*Problem:* Draw out every line with the word "about" from the listing below.

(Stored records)
↓

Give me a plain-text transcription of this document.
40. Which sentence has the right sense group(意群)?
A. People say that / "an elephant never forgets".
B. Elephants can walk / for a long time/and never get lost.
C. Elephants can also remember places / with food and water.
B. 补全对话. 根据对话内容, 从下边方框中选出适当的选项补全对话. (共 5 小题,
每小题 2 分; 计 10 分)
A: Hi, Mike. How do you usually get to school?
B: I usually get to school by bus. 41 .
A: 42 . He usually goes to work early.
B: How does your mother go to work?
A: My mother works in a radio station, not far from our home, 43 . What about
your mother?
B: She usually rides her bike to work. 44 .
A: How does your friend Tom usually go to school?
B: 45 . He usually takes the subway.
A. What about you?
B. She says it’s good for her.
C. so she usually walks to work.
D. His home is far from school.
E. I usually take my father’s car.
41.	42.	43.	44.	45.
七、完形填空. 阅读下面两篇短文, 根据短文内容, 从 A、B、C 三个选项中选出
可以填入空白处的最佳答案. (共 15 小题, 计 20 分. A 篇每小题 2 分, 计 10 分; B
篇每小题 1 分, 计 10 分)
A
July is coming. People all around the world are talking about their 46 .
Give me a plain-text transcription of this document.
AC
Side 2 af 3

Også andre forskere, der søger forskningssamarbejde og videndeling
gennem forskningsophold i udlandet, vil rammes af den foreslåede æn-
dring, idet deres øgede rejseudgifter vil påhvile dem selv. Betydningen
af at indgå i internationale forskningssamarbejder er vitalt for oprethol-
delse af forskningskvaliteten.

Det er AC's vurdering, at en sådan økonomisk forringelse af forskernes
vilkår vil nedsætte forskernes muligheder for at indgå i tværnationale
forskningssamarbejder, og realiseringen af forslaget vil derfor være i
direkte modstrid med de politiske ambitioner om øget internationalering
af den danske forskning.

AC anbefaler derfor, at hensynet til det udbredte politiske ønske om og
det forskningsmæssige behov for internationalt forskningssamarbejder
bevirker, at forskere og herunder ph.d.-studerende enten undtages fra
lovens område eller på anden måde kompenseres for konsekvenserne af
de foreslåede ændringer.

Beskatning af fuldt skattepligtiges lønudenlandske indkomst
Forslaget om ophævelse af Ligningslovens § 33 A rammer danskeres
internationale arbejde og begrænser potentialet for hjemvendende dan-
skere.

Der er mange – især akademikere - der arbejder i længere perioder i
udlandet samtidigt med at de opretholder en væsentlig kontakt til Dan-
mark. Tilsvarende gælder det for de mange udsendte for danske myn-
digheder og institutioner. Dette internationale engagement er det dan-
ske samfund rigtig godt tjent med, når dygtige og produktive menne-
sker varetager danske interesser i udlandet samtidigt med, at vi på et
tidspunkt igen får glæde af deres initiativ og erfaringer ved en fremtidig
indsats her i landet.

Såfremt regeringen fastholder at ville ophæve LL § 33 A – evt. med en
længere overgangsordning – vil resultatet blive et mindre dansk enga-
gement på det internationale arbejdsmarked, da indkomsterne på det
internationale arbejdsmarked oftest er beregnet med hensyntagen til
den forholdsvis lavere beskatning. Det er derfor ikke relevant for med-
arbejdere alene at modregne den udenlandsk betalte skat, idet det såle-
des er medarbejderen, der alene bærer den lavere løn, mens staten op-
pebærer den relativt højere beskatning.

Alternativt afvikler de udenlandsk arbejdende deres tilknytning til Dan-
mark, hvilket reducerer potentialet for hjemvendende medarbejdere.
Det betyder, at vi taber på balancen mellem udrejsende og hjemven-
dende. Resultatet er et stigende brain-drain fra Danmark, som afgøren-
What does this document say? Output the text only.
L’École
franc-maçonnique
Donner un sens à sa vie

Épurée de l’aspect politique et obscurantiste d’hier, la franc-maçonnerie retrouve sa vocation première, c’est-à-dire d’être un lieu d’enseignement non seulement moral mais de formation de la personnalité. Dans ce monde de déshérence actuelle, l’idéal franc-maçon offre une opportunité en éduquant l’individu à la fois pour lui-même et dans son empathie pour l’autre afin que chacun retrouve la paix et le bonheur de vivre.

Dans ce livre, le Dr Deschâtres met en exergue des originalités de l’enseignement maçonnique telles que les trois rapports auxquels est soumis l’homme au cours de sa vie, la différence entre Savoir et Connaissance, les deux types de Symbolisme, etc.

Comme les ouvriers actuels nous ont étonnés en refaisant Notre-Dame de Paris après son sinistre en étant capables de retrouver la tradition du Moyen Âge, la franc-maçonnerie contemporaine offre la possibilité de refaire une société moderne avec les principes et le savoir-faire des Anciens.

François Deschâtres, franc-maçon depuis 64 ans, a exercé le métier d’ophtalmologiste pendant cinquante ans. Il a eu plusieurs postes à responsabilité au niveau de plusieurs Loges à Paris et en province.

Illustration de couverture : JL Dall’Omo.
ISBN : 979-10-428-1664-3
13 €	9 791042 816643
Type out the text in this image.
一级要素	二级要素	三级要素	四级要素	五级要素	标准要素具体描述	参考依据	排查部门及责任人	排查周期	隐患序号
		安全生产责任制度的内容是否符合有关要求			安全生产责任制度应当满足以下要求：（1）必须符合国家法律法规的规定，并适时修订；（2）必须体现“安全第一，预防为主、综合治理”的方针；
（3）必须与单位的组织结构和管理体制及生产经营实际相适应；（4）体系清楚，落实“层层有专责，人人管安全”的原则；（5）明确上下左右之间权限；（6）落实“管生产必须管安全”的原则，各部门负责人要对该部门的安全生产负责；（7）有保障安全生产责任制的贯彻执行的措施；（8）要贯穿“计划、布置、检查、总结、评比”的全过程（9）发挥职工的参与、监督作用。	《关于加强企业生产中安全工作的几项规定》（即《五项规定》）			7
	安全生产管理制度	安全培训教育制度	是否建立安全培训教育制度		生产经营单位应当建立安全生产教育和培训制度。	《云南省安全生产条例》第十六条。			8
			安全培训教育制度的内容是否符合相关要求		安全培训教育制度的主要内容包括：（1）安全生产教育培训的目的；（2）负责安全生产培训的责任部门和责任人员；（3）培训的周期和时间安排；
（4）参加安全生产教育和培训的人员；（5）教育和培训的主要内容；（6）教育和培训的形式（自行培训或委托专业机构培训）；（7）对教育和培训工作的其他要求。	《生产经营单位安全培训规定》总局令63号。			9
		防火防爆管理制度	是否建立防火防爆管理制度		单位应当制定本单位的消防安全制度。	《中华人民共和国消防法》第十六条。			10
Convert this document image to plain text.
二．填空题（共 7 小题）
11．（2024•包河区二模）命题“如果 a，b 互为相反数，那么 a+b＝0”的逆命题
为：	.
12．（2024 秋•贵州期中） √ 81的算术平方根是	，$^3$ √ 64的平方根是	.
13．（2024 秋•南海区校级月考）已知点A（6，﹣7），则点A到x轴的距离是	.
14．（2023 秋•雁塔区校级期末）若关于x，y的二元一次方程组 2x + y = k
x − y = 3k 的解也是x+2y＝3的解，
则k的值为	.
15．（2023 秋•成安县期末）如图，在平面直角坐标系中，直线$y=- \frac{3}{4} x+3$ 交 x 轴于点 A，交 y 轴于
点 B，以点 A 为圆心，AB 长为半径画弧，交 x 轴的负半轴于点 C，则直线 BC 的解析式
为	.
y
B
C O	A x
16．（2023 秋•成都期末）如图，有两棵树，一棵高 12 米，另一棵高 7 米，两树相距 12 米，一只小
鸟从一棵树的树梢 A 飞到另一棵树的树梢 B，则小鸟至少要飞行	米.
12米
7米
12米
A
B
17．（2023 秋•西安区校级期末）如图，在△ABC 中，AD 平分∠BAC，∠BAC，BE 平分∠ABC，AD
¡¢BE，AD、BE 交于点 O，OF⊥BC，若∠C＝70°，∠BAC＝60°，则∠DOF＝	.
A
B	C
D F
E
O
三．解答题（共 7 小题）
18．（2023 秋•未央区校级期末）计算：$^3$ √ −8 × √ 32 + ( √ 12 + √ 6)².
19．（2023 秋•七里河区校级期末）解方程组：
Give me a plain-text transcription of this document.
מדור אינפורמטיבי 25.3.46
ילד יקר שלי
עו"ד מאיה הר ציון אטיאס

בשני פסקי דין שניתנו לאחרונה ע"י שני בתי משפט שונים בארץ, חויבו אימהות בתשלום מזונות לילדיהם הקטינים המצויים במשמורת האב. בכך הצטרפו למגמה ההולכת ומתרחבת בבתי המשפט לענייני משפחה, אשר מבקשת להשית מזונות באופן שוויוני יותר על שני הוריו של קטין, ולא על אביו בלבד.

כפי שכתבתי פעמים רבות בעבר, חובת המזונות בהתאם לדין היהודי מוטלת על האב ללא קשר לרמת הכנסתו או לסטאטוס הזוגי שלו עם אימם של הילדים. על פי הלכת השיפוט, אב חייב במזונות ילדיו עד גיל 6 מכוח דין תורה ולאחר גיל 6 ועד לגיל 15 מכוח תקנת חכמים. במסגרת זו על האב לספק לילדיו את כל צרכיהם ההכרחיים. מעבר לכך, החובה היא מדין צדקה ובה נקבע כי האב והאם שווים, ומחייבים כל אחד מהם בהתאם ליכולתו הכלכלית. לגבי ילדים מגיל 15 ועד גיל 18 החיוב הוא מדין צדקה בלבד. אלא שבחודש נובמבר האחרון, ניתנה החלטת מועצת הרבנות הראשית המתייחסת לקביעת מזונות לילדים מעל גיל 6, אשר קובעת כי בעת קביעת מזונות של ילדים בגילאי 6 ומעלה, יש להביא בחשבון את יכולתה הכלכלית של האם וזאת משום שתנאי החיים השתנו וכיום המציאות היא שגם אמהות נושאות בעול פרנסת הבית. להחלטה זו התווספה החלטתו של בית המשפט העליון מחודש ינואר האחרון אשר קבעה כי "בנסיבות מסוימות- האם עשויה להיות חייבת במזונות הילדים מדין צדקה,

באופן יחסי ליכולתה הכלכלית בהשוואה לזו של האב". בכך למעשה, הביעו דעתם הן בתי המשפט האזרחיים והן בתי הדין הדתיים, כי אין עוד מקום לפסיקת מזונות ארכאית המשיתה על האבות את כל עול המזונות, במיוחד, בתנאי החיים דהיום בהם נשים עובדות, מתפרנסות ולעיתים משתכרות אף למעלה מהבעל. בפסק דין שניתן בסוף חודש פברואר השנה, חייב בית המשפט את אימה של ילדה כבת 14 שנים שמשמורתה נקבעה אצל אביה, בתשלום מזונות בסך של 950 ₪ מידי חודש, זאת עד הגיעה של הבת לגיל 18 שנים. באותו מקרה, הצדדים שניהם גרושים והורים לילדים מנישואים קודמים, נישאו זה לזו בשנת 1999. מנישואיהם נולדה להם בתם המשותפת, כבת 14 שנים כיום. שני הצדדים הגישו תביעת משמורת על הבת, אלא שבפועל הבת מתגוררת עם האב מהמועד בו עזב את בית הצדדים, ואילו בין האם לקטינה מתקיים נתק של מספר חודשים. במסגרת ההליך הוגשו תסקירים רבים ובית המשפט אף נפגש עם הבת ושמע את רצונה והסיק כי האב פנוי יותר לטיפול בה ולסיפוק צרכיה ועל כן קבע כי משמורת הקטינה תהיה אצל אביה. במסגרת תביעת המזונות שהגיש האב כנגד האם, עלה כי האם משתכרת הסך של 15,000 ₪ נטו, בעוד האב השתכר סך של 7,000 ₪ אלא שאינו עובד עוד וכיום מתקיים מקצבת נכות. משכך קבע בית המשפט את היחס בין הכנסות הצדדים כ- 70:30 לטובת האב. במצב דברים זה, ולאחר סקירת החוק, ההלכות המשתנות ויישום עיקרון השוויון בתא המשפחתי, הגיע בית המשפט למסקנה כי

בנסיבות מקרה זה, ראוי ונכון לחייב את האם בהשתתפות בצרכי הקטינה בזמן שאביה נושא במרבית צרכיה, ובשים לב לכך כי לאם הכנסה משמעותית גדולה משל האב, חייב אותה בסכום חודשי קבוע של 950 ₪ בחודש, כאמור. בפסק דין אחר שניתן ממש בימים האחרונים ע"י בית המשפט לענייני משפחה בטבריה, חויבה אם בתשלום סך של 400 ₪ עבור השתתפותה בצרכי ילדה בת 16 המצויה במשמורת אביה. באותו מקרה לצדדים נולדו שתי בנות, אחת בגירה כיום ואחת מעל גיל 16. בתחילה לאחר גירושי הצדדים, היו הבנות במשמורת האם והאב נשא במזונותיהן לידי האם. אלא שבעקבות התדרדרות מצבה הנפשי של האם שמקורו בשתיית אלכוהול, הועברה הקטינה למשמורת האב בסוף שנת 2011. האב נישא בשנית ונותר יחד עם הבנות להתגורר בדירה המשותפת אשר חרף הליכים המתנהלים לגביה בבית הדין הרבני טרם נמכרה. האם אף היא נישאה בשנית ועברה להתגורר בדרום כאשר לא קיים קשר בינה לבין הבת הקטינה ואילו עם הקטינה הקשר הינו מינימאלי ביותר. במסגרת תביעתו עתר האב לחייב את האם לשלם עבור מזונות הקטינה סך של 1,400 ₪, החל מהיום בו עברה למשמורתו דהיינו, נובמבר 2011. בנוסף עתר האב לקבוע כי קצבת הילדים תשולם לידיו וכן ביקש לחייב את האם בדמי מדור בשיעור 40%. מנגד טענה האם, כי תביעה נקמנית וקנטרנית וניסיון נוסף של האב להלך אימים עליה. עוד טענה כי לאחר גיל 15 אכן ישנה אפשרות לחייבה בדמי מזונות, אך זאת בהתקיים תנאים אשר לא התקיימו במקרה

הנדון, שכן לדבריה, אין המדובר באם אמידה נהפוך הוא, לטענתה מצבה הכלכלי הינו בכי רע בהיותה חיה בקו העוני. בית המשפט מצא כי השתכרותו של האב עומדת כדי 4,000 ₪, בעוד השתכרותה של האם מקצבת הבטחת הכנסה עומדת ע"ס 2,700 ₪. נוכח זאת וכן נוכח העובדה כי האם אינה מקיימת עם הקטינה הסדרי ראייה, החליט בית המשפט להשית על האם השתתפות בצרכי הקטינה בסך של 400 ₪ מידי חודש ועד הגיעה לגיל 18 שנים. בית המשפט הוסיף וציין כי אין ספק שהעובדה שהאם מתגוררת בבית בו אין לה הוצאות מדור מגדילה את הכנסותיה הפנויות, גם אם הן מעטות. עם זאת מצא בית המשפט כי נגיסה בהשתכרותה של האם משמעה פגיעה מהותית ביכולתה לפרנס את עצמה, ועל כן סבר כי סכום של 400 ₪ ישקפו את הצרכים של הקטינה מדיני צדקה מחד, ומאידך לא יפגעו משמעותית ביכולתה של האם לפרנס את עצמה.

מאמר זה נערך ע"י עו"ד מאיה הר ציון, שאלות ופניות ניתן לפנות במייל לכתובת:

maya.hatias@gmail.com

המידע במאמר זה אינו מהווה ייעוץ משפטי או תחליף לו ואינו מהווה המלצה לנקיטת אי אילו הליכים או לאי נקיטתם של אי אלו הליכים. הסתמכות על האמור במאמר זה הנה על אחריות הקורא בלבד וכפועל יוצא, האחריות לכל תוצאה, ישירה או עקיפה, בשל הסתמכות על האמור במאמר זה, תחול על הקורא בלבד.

↑

*Result of this exercise:*
A: My mother works in a radio station, not far from our home, 43 . What about
A. What about you?
July is coming. People all around the world are talking about their 46 .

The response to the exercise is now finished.